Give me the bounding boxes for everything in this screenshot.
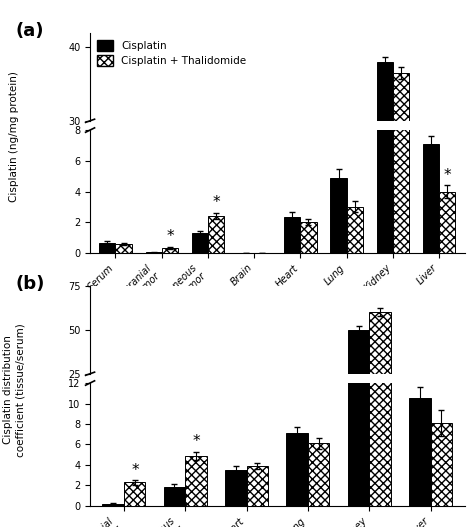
Bar xyxy=(185,409,207,418)
Bar xyxy=(116,244,132,253)
Bar xyxy=(284,324,301,341)
Bar xyxy=(208,324,224,341)
Bar xyxy=(423,144,439,253)
Bar xyxy=(225,412,246,418)
Bar xyxy=(377,62,393,341)
Bar xyxy=(330,305,346,341)
Bar xyxy=(116,337,132,341)
Bar xyxy=(393,73,409,341)
Bar xyxy=(346,319,363,341)
Bar xyxy=(246,466,268,506)
Bar xyxy=(100,243,116,253)
Text: *: * xyxy=(131,463,139,477)
Bar xyxy=(124,482,146,506)
Text: (b): (b) xyxy=(15,275,45,293)
Bar xyxy=(286,405,308,418)
Bar xyxy=(102,504,124,506)
Bar xyxy=(208,216,224,253)
Bar xyxy=(146,252,162,253)
Bar xyxy=(308,407,329,418)
Bar xyxy=(192,331,208,341)
Legend: Cisplatin, Cisplatin + Thalidomide: Cisplatin, Cisplatin + Thalidomide xyxy=(95,38,248,68)
Text: *: * xyxy=(213,196,220,210)
Text: *: * xyxy=(193,434,201,449)
Bar xyxy=(439,311,455,341)
Bar xyxy=(369,312,391,418)
Bar xyxy=(431,423,452,506)
Bar xyxy=(393,0,409,253)
Bar xyxy=(348,0,369,506)
Bar xyxy=(185,456,207,506)
Bar xyxy=(431,404,452,418)
Bar xyxy=(301,326,317,341)
Bar xyxy=(246,411,268,418)
Bar xyxy=(192,233,208,253)
Bar xyxy=(377,0,393,253)
Bar xyxy=(330,178,346,253)
Bar xyxy=(164,487,185,506)
Text: Cisplatin distribution
coefficient (tissue/serum): Cisplatin distribution coefficient (tiss… xyxy=(3,323,25,457)
Bar xyxy=(162,248,178,253)
Bar xyxy=(409,399,431,418)
Text: *: * xyxy=(444,168,451,183)
Bar xyxy=(301,222,317,253)
Bar xyxy=(164,415,185,418)
Text: (a): (a) xyxy=(15,22,44,40)
Bar xyxy=(409,398,431,506)
Bar xyxy=(439,191,455,253)
Bar xyxy=(348,330,369,418)
Bar xyxy=(346,207,363,253)
Bar xyxy=(308,443,329,506)
Bar xyxy=(284,217,301,253)
Bar xyxy=(225,470,246,506)
Text: Cisplatin (ng/mg protein): Cisplatin (ng/mg protein) xyxy=(9,72,19,202)
Text: *: * xyxy=(166,229,174,244)
Bar xyxy=(162,338,178,341)
Bar xyxy=(124,414,146,418)
Bar xyxy=(100,336,116,341)
Bar xyxy=(286,433,308,506)
Bar xyxy=(369,0,391,506)
Bar xyxy=(423,289,439,341)
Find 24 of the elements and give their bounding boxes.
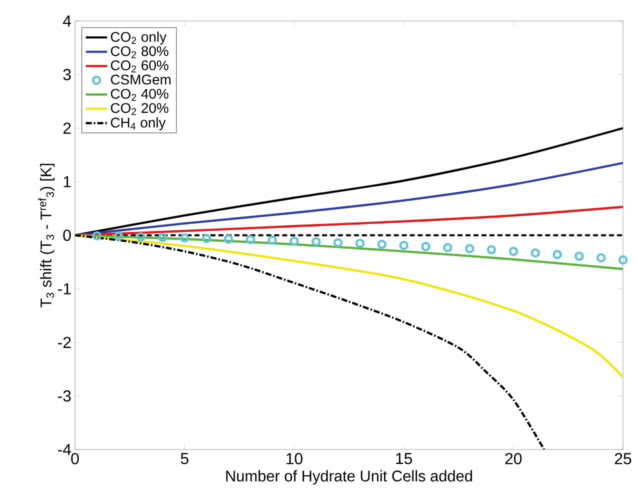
legend-label: CO$_{2}$ only (110, 32, 166, 45)
y-axis-title: T$_{3}$ shift (T$_{3}$ - T$^{ref}$$_{3}$) [K] (38, 164, 54, 308)
y-tick-label: -2 (58, 336, 71, 348)
legend-label: CSMGem (110, 74, 171, 85)
legend-label: CH$_{4}$ only (110, 117, 166, 130)
x-axis-title: Number of Hydrate Unit Cells added (226, 470, 472, 485)
x-tick-label: 15 (396, 453, 412, 464)
y-tick-label: -1 (58, 283, 71, 294)
y-tick-label: 2 (63, 122, 71, 134)
y-tick-label: 0 (63, 230, 71, 241)
y-tick-label: -4 (58, 444, 72, 455)
x-tick-label: 20 (505, 453, 522, 464)
y-tick-label: 4 (62, 16, 72, 26)
y-tick-label: 3 (63, 68, 71, 80)
x-tick-label: 5 (180, 453, 188, 464)
legend-label: CO$_{2}$ 20% (110, 103, 168, 115)
x-tick-label: 25 (614, 453, 632, 464)
y-tick-label: 1 (64, 176, 71, 188)
x-tick-label: 0 (71, 453, 79, 464)
legend-label: CO$_{2}$ 40% (110, 88, 168, 101)
legend-label: CO$_{2}$ 80% (110, 46, 168, 58)
legend-label: CO$_{2}$ 60% (110, 60, 168, 72)
y-tick-label: -3 (58, 390, 71, 402)
x-tick-label: 10 (286, 453, 302, 464)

※ ※ ※

Task brief.
In the material above, find each line that contains the word "boxes", and select it.

Answer box.
Give me the bounding boxes for everything in this screenshot.
Find 24 of the elements and give their bounding boxes.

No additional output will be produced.